# [TASK PROMPT]
Repeat what the lines below say, word for word, and skip every image.

# [DATA EXTRACT]
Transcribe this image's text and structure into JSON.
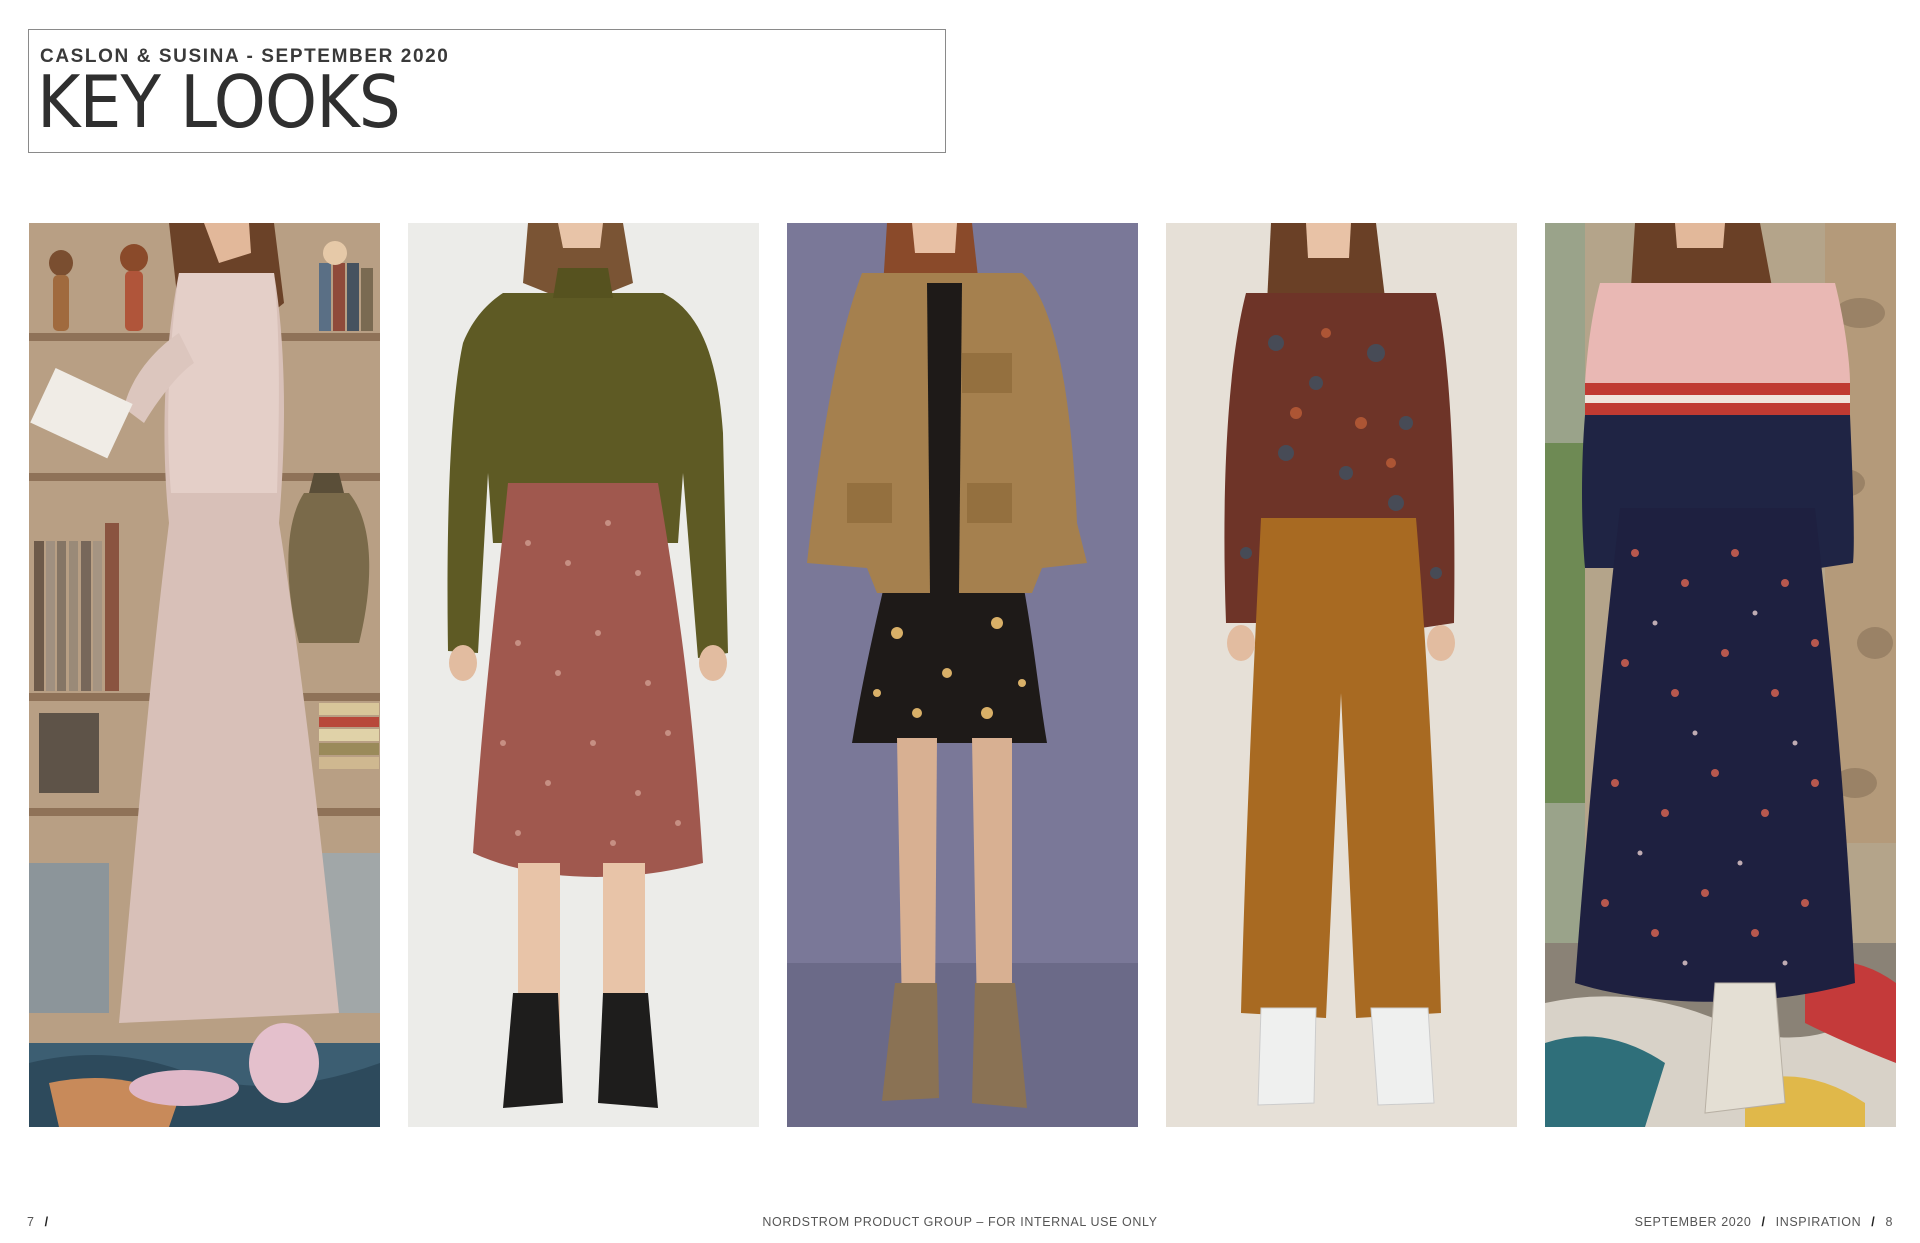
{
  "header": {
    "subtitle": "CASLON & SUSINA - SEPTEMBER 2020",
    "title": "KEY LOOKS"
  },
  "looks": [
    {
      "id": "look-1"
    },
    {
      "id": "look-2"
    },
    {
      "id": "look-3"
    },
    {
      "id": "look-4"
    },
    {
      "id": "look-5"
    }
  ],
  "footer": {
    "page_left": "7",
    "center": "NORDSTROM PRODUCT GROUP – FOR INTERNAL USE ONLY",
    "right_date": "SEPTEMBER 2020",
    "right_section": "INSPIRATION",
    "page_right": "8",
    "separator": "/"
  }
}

# [RESULT FOR THIS EXERCISE]
Transcribe this image's text and structure into JSON.
{
  "header": {
    "subtitle": "CASLON & SUSINA - SEPTEMBER 2020",
    "title": "KEY LOOKS"
  },
  "looks": [
    {
      "id": "look-1"
    },
    {
      "id": "look-2"
    },
    {
      "id": "look-3"
    },
    {
      "id": "look-4"
    },
    {
      "id": "look-5"
    }
  ],
  "footer": {
    "page_left": "7",
    "center": "NORDSTROM PRODUCT GROUP – FOR INTERNAL USE ONLY",
    "right_date": "SEPTEMBER 2020",
    "right_section": "INSPIRATION",
    "page_right": "8",
    "separator": "/"
  }
}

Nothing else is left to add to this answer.